Data provided:
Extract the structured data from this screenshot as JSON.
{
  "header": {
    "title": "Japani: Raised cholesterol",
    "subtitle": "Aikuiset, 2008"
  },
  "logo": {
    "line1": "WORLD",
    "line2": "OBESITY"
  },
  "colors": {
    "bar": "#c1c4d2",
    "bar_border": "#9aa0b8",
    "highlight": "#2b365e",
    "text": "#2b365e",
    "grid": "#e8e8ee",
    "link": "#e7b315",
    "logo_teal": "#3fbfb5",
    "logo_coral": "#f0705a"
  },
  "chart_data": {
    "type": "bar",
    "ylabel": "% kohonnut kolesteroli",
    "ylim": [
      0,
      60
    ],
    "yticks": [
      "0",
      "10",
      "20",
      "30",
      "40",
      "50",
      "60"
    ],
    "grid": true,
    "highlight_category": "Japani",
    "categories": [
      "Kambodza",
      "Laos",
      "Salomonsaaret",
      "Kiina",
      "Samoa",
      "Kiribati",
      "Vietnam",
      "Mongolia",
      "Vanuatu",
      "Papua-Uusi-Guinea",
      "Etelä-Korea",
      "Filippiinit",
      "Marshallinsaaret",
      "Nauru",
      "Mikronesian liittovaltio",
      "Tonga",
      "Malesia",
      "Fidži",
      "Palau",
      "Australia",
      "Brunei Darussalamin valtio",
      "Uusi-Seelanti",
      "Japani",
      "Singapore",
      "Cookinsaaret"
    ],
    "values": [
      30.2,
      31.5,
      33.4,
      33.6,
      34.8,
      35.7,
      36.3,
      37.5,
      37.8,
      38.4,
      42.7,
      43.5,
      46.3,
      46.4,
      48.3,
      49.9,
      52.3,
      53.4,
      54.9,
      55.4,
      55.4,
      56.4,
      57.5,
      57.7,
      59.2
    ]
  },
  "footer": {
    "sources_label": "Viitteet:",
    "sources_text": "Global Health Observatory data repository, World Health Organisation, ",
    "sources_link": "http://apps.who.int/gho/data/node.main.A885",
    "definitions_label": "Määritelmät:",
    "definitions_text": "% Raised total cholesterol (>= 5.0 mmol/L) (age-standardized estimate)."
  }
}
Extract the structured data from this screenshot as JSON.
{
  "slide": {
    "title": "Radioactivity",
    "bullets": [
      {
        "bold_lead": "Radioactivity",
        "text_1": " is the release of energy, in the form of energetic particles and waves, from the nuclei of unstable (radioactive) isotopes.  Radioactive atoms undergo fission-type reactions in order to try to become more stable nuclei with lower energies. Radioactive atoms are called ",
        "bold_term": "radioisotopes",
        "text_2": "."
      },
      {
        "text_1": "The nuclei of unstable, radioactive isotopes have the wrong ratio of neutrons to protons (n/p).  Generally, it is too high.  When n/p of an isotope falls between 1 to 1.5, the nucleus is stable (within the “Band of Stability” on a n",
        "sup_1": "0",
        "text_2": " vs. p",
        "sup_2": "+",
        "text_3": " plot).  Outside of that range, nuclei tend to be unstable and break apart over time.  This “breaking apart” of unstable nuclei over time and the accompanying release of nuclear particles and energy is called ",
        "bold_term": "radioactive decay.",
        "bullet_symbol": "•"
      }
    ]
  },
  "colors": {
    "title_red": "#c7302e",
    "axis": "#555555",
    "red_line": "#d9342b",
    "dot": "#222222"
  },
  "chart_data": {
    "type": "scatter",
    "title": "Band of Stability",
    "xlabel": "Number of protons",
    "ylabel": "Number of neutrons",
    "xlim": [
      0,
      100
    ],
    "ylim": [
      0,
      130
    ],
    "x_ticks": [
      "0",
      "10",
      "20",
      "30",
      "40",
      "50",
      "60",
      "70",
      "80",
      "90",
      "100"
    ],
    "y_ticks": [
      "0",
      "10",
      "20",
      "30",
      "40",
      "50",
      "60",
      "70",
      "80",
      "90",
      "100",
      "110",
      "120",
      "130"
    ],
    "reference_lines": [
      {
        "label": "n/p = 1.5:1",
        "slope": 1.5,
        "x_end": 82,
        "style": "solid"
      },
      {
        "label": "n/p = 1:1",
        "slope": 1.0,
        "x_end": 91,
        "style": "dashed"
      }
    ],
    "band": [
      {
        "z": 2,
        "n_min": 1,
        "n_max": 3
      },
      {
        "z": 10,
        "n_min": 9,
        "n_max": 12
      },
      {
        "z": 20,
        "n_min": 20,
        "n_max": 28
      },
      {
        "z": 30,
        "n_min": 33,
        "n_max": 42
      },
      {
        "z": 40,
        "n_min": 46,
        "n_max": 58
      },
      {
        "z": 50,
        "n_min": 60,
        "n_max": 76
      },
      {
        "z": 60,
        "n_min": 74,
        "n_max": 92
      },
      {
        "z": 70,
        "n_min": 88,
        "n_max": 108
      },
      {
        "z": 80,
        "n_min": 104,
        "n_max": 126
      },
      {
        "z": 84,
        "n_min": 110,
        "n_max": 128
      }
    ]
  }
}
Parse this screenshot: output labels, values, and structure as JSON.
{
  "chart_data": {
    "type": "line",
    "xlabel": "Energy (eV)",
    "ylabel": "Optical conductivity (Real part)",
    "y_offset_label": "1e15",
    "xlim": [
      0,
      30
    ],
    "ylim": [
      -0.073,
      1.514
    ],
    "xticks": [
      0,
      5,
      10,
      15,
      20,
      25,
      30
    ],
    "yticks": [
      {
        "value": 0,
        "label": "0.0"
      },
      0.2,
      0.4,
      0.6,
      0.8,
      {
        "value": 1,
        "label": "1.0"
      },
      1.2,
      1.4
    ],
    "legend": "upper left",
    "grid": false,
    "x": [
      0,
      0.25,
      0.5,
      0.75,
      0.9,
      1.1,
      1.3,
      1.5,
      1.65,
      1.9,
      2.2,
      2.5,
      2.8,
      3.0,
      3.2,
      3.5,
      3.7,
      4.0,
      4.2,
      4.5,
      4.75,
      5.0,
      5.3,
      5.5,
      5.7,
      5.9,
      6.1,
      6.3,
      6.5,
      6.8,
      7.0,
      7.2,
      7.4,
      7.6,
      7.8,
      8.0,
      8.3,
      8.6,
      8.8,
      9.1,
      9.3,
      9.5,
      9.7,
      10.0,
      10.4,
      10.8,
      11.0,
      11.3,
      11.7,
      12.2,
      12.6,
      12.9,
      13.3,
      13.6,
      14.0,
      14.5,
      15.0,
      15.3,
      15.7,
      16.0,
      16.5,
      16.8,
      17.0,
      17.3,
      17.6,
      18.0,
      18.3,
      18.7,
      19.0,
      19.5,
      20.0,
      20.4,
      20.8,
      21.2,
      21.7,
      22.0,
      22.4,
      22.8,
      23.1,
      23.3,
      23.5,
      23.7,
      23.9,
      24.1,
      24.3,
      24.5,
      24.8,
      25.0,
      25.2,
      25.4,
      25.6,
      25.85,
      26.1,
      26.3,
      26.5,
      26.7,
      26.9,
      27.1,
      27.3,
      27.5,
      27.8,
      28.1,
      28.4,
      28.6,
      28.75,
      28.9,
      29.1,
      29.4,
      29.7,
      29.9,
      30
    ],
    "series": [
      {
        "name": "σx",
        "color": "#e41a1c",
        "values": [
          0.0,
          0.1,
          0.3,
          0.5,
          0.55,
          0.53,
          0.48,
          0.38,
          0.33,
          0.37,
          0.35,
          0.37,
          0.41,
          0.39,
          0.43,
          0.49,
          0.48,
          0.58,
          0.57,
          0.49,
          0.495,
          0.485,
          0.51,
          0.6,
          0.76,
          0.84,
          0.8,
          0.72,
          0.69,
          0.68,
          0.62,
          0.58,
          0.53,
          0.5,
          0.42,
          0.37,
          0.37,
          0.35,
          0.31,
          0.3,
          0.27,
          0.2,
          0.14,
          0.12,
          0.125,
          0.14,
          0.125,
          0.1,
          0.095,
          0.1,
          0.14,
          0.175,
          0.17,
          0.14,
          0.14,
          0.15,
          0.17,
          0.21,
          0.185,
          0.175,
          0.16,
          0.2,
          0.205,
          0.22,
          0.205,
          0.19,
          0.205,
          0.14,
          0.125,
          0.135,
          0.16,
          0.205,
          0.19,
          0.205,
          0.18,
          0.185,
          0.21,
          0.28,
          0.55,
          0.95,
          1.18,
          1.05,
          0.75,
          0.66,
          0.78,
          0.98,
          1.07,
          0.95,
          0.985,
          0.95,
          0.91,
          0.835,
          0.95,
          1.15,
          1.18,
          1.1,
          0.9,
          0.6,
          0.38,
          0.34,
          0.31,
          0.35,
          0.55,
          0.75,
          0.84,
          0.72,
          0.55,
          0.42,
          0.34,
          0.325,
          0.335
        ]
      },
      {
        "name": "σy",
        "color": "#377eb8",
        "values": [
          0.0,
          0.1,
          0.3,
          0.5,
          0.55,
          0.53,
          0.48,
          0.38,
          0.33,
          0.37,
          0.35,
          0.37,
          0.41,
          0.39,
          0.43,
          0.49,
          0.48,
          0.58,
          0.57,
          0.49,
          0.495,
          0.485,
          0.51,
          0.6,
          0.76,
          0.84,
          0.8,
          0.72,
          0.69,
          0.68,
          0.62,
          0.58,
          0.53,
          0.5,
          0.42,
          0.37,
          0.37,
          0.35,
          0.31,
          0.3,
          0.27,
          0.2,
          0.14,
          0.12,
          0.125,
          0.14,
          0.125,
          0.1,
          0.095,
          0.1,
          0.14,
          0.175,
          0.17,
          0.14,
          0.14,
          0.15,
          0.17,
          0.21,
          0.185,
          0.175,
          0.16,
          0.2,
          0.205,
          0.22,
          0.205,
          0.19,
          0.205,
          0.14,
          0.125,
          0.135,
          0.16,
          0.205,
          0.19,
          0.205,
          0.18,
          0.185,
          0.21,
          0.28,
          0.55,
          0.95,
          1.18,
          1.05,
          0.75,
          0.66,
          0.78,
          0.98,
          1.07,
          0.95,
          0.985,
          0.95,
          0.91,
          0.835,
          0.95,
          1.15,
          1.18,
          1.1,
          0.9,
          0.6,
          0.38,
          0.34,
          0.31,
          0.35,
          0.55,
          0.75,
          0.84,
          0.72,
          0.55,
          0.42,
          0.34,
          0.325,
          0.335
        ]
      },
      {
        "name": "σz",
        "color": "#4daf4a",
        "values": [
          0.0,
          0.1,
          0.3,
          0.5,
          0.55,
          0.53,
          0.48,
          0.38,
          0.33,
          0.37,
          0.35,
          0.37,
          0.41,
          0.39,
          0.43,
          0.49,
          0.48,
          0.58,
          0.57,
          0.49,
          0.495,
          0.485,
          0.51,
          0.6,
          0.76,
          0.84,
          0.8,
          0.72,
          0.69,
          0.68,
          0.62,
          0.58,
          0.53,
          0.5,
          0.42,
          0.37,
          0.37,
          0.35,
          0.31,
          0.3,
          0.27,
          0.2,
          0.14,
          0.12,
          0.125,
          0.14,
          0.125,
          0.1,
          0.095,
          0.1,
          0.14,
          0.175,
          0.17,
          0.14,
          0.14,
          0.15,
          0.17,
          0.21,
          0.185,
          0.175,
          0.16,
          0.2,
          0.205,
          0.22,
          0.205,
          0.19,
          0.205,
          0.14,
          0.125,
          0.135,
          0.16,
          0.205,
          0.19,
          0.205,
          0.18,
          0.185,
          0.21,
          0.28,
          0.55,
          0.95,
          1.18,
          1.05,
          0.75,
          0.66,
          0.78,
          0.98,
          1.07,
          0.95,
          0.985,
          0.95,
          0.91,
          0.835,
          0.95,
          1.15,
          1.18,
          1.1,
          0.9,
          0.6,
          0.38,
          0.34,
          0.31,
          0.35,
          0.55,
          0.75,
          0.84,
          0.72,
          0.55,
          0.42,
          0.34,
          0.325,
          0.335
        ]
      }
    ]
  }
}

Exercise description: Gather each line from the listing above that holds "cholesterol".

Task output:
    "title": "Japani: Raised cholesterol",
    "definitions_text": "% Raised total cholesterol (>= 5.0 mmol/L) (age-standardized estimate)."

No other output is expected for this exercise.